→ **AIM OF THE EXERCISE**: Search the listing below for "Cells". Copy each matching line.

→ **INPUT FOR THIS TASK**:
^^^^^^^^

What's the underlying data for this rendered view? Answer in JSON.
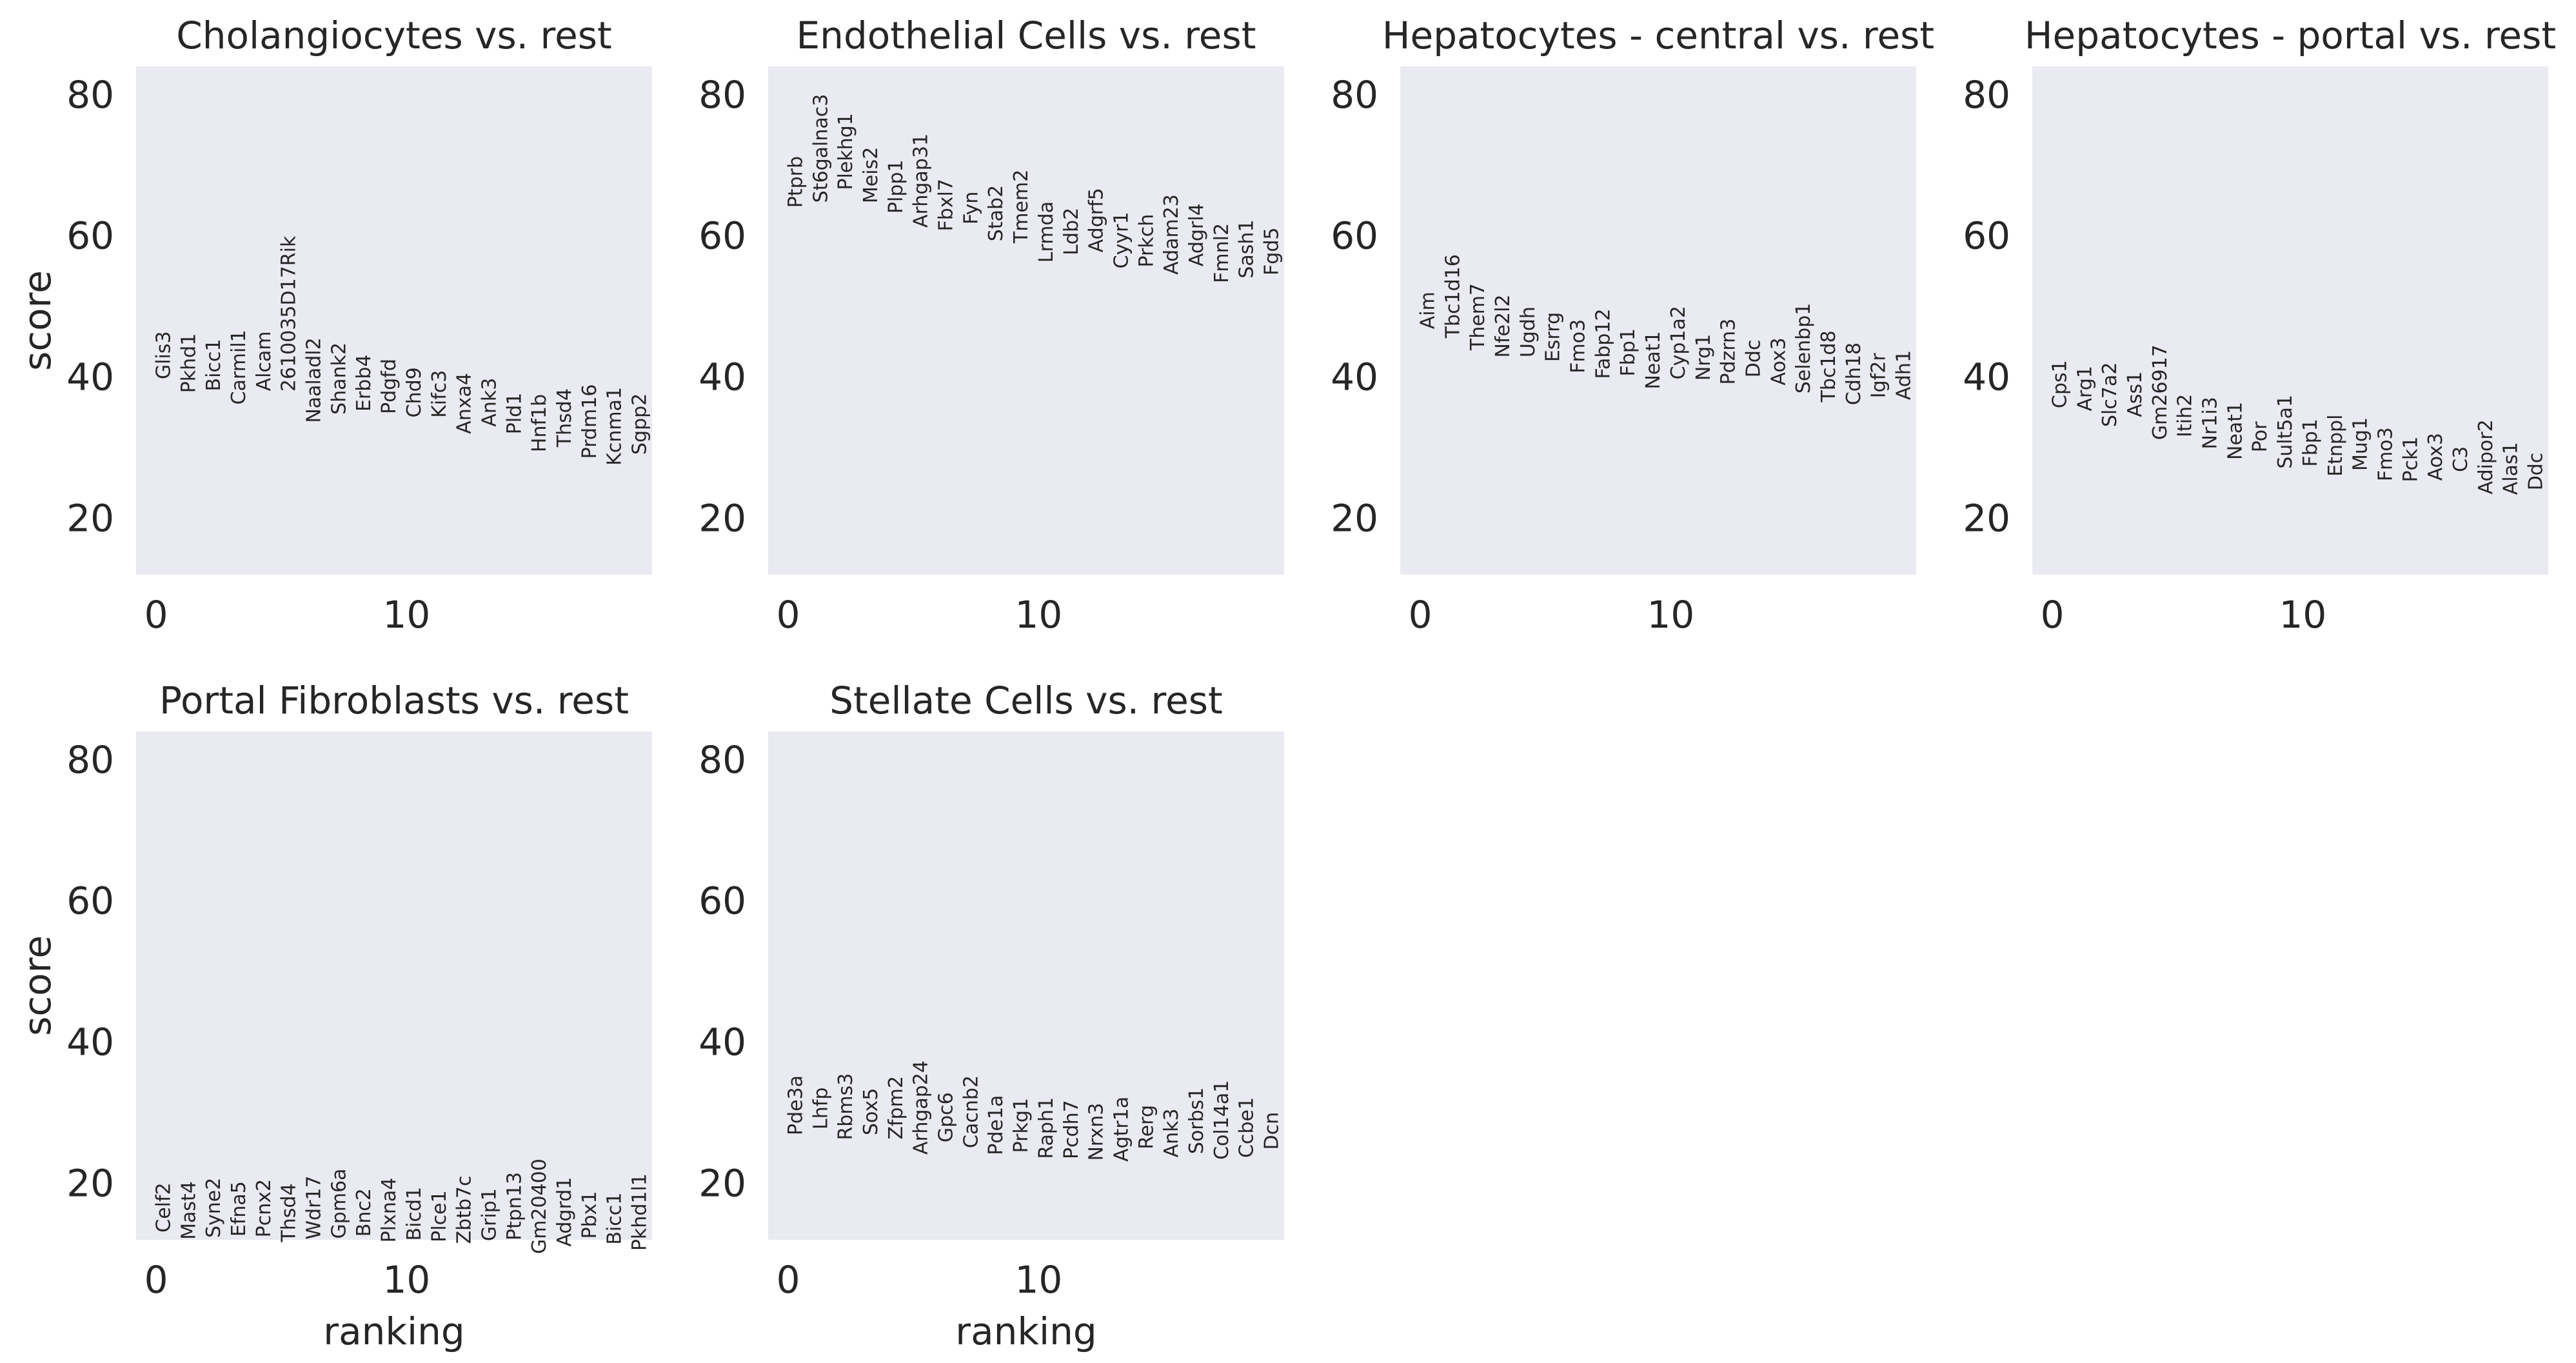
{
  "figure": {
    "panels_per_row": 4,
    "background": "#ffffff",
    "plot_background": "#eaeaf2",
    "text_color": "#262626"
  },
  "chart_data": [
    {
      "type": "scatter",
      "title": "Cholangiocytes vs. rest",
      "xlabel": "",
      "ylabel": "score",
      "xlim": [
        -0.8,
        19.8
      ],
      "ylim": [
        12,
        84
      ],
      "xticks": [
        0,
        10
      ],
      "yticks": [
        20,
        40,
        60,
        80
      ],
      "grid": false,
      "points": [
        {
          "rank": 0,
          "gene": "Glis3",
          "score": 46.5
        },
        {
          "rank": 1,
          "gene": "Pkhd1",
          "score": 46.2
        },
        {
          "rank": 2,
          "gene": "Bicc1",
          "score": 45.4
        },
        {
          "rank": 3,
          "gene": "Carmil1",
          "score": 46.7
        },
        {
          "rank": 4,
          "gene": "Alcam",
          "score": 46.5
        },
        {
          "rank": 5,
          "gene": "2610035D17Rik",
          "score": 60.0
        },
        {
          "rank": 6,
          "gene": "Naaladl2",
          "score": 45.6
        },
        {
          "rank": 7,
          "gene": "Shank2",
          "score": 44.9
        },
        {
          "rank": 8,
          "gene": "Erbb4",
          "score": 43.2
        },
        {
          "rank": 9,
          "gene": "Pdgfd",
          "score": 42.6
        },
        {
          "rank": 10,
          "gene": "Chd9",
          "score": 41.4
        },
        {
          "rank": 11,
          "gene": "Kifc3",
          "score": 41.0
        },
        {
          "rank": 12,
          "gene": "Anxa4",
          "score": 40.6
        },
        {
          "rank": 13,
          "gene": "Ank3",
          "score": 39.9
        },
        {
          "rank": 14,
          "gene": "Pld1",
          "score": 37.8
        },
        {
          "rank": 15,
          "gene": "Hnf1b",
          "score": 37.6
        },
        {
          "rank": 16,
          "gene": "Thsd4",
          "score": 38.4
        },
        {
          "rank": 17,
          "gene": "Prdm16",
          "score": 39.0
        },
        {
          "rank": 18,
          "gene": "Kcnma1",
          "score": 38.6
        },
        {
          "rank": 19,
          "gene": "Sgpp2",
          "score": 37.7
        }
      ]
    },
    {
      "type": "scatter",
      "title": "Endothelial Cells vs. rest",
      "xlabel": "",
      "ylabel": "",
      "xlim": [
        -0.8,
        19.8
      ],
      "ylim": [
        12,
        84
      ],
      "xticks": [
        0,
        10
      ],
      "yticks": [
        20,
        40,
        60,
        80
      ],
      "grid": false,
      "points": [
        {
          "rank": 0,
          "gene": "Ptprb",
          "score": 71.3
        },
        {
          "rank": 1,
          "gene": "St6galnac3",
          "score": 80.1
        },
        {
          "rank": 2,
          "gene": "Plekhg1",
          "score": 77.4
        },
        {
          "rank": 3,
          "gene": "Meis2",
          "score": 72.6
        },
        {
          "rank": 4,
          "gene": "Plpp1",
          "score": 70.8
        },
        {
          "rank": 5,
          "gene": "Arhgap31",
          "score": 74.5
        },
        {
          "rank": 6,
          "gene": "Fbxl7",
          "score": 68.1
        },
        {
          "rank": 7,
          "gene": "Fyn",
          "score": 66.3
        },
        {
          "rank": 8,
          "gene": "Stab2",
          "score": 67.2
        },
        {
          "rank": 9,
          "gene": "Tmem2",
          "score": 69.4
        },
        {
          "rank": 10,
          "gene": "Lrmda",
          "score": 64.9
        },
        {
          "rank": 11,
          "gene": "Ldb2",
          "score": 64.0
        },
        {
          "rank": 12,
          "gene": "Adgrf5",
          "score": 66.8
        },
        {
          "rank": 13,
          "gene": "Cyyr1",
          "score": 63.4
        },
        {
          "rank": 14,
          "gene": "Prkch",
          "score": 63.1
        },
        {
          "rank": 15,
          "gene": "Adam23",
          "score": 65.9
        },
        {
          "rank": 16,
          "gene": "Adgrl4",
          "score": 64.6
        },
        {
          "rank": 17,
          "gene": "Fmnl2",
          "score": 61.8
        },
        {
          "rank": 18,
          "gene": "Sash1",
          "score": 62.3
        },
        {
          "rank": 19,
          "gene": "Fgd5",
          "score": 61.2
        }
      ]
    },
    {
      "type": "scatter",
      "title": "Hepatocytes - central vs. rest",
      "xlabel": "",
      "ylabel": "",
      "xlim": [
        -0.8,
        19.8
      ],
      "ylim": [
        12,
        84
      ],
      "xticks": [
        0,
        10
      ],
      "yticks": [
        20,
        40,
        60,
        80
      ],
      "grid": false,
      "points": [
        {
          "rank": 0,
          "gene": "Aim",
          "score": 52.1
        },
        {
          "rank": 1,
          "gene": "Tbc1d16",
          "score": 57.4
        },
        {
          "rank": 2,
          "gene": "Them7",
          "score": 53.3
        },
        {
          "rank": 3,
          "gene": "Nfe2l2",
          "score": 51.7
        },
        {
          "rank": 4,
          "gene": "Ugdh",
          "score": 50.0
        },
        {
          "rank": 5,
          "gene": "Esrrg",
          "score": 49.2
        },
        {
          "rank": 6,
          "gene": "Fmo3",
          "score": 48.2
        },
        {
          "rank": 7,
          "gene": "Fabp12",
          "score": 49.7
        },
        {
          "rank": 8,
          "gene": "Fbp1",
          "score": 46.9
        },
        {
          "rank": 9,
          "gene": "Neat1",
          "score": 46.5
        },
        {
          "rank": 10,
          "gene": "Cyp1a2",
          "score": 50.1
        },
        {
          "rank": 11,
          "gene": "Nrg1",
          "score": 46.1
        },
        {
          "rank": 12,
          "gene": "Pdzrn3",
          "score": 48.3
        },
        {
          "rank": 13,
          "gene": "Ddc",
          "score": 45.3
        },
        {
          "rank": 14,
          "gene": "Aox3",
          "score": 45.6
        },
        {
          "rank": 15,
          "gene": "Selenbp1",
          "score": 50.5
        },
        {
          "rank": 16,
          "gene": "Tbc1d8",
          "score": 46.6
        },
        {
          "rank": 17,
          "gene": "Cdh18",
          "score": 44.9
        },
        {
          "rank": 18,
          "gene": "Igf2r",
          "score": 43.4
        },
        {
          "rank": 19,
          "gene": "Adh1",
          "score": 43.8
        }
      ]
    },
    {
      "type": "scatter",
      "title": "Hepatocytes - portal vs. rest",
      "xlabel": "",
      "ylabel": "",
      "xlim": [
        -0.8,
        19.8
      ],
      "ylim": [
        12,
        84
      ],
      "xticks": [
        0,
        10
      ],
      "yticks": [
        20,
        40,
        60,
        80
      ],
      "grid": false,
      "points": [
        {
          "rank": 0,
          "gene": "Cps1",
          "score": 42.4
        },
        {
          "rank": 1,
          "gene": "Arg1",
          "score": 41.6
        },
        {
          "rank": 2,
          "gene": "Slc7a2",
          "score": 42.1
        },
        {
          "rank": 3,
          "gene": "Ass1",
          "score": 40.8
        },
        {
          "rank": 4,
          "gene": "Gm26917",
          "score": 44.6
        },
        {
          "rank": 5,
          "gene": "Itih2",
          "score": 37.6
        },
        {
          "rank": 6,
          "gene": "Nr1i3",
          "score": 37.2
        },
        {
          "rank": 7,
          "gene": "Neat1",
          "score": 36.5
        },
        {
          "rank": 8,
          "gene": "Por",
          "score": 33.7
        },
        {
          "rank": 9,
          "gene": "Sult5a1",
          "score": 37.5
        },
        {
          "rank": 10,
          "gene": "Fbp1",
          "score": 34.1
        },
        {
          "rank": 11,
          "gene": "Etnppl",
          "score": 34.7
        },
        {
          "rank": 12,
          "gene": "Mug1",
          "score": 34.3
        },
        {
          "rank": 13,
          "gene": "Fmo3",
          "score": 32.9
        },
        {
          "rank": 14,
          "gene": "Pck1",
          "score": 31.6
        },
        {
          "rank": 15,
          "gene": "Aox3",
          "score": 32.1
        },
        {
          "rank": 16,
          "gene": "C3",
          "score": 30.2
        },
        {
          "rank": 17,
          "gene": "Adipor2",
          "score": 34.0
        },
        {
          "rank": 18,
          "gene": "Alas1",
          "score": 30.8
        },
        {
          "rank": 19,
          "gene": "Ddc",
          "score": 29.3
        }
      ]
    },
    {
      "type": "scatter",
      "title": "Portal Fibroblasts vs. rest",
      "xlabel": "ranking",
      "ylabel": "score",
      "xlim": [
        -0.8,
        19.8
      ],
      "ylim": [
        12,
        84
      ],
      "xticks": [
        0,
        10
      ],
      "yticks": [
        20,
        40,
        60,
        80
      ],
      "grid": false,
      "points": [
        {
          "rank": 0,
          "gene": "Celf2",
          "score": 20.1
        },
        {
          "rank": 1,
          "gene": "Mast4",
          "score": 20.3
        },
        {
          "rank": 2,
          "gene": "Syne2",
          "score": 20.8
        },
        {
          "rank": 3,
          "gene": "Efna5",
          "score": 20.3
        },
        {
          "rank": 4,
          "gene": "Pcnx2",
          "score": 20.6
        },
        {
          "rank": 5,
          "gene": "Thsd4",
          "score": 20.0
        },
        {
          "rank": 6,
          "gene": "Wdr17",
          "score": 21.1
        },
        {
          "rank": 7,
          "gene": "Gpm6a",
          "score": 22.1
        },
        {
          "rank": 8,
          "gene": "Bnc2",
          "score": 19.3
        },
        {
          "rank": 9,
          "gene": "Plxna4",
          "score": 20.8
        },
        {
          "rank": 10,
          "gene": "Bicd1",
          "score": 19.5
        },
        {
          "rank": 11,
          "gene": "Plce1",
          "score": 19.0
        },
        {
          "rank": 12,
          "gene": "Zbtb7c",
          "score": 21.1
        },
        {
          "rank": 13,
          "gene": "Grip1",
          "score": 19.3
        },
        {
          "rank": 14,
          "gene": "Ptpn13",
          "score": 21.6
        },
        {
          "rank": 15,
          "gene": "Gm20400",
          "score": 23.5
        },
        {
          "rank": 16,
          "gene": "Adgrd1",
          "score": 20.9
        },
        {
          "rank": 17,
          "gene": "Pbx1",
          "score": 18.9
        },
        {
          "rank": 18,
          "gene": "Bicc1",
          "score": 18.7
        },
        {
          "rank": 19,
          "gene": "Pkhd1l1",
          "score": 21.4
        }
      ]
    },
    {
      "type": "scatter",
      "title": "Stellate Cells vs. rest",
      "xlabel": "ranking",
      "ylabel": "",
      "xlim": [
        -0.8,
        19.8
      ],
      "ylim": [
        12,
        84
      ],
      "xticks": [
        0,
        10
      ],
      "yticks": [
        20,
        40,
        60,
        80
      ],
      "grid": false,
      "points": [
        {
          "rank": 0,
          "gene": "Pde3a",
          "score": 35.3
        },
        {
          "rank": 1,
          "gene": "Lhfp",
          "score": 33.6
        },
        {
          "rank": 2,
          "gene": "Rbms3",
          "score": 35.6
        },
        {
          "rank": 3,
          "gene": "Sox5",
          "score": 33.5
        },
        {
          "rank": 4,
          "gene": "Zfpm2",
          "score": 35.2
        },
        {
          "rank": 5,
          "gene": "Arhgap24",
          "score": 37.4
        },
        {
          "rank": 6,
          "gene": "Gpc6",
          "score": 32.9
        },
        {
          "rank": 7,
          "gene": "Cacnb2",
          "score": 35.3
        },
        {
          "rank": 8,
          "gene": "Pde1a",
          "score": 32.5
        },
        {
          "rank": 9,
          "gene": "Prkg1",
          "score": 32.1
        },
        {
          "rank": 10,
          "gene": "Raph1",
          "score": 32.2
        },
        {
          "rank": 11,
          "gene": "Pcdh7",
          "score": 31.8
        },
        {
          "rank": 12,
          "gene": "Nrxn3",
          "score": 31.4
        },
        {
          "rank": 13,
          "gene": "Agtr1a",
          "score": 32.3
        },
        {
          "rank": 14,
          "gene": "Rerg",
          "score": 31.1
        },
        {
          "rank": 15,
          "gene": "Ank3",
          "score": 30.6
        },
        {
          "rank": 16,
          "gene": "Sorbs1",
          "score": 33.6
        },
        {
          "rank": 17,
          "gene": "Col14a1",
          "score": 34.6
        },
        {
          "rank": 18,
          "gene": "Ccbe1",
          "score": 32.2
        },
        {
          "rank": 19,
          "gene": "Dcn",
          "score": 30.1
        }
      ]
    }
  ]
}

^^^^^^^^

→ **SOLVED PROBLEM**:
      "title": "Endothelial Cells vs. rest",
      "title": "Stellate Cells vs. rest",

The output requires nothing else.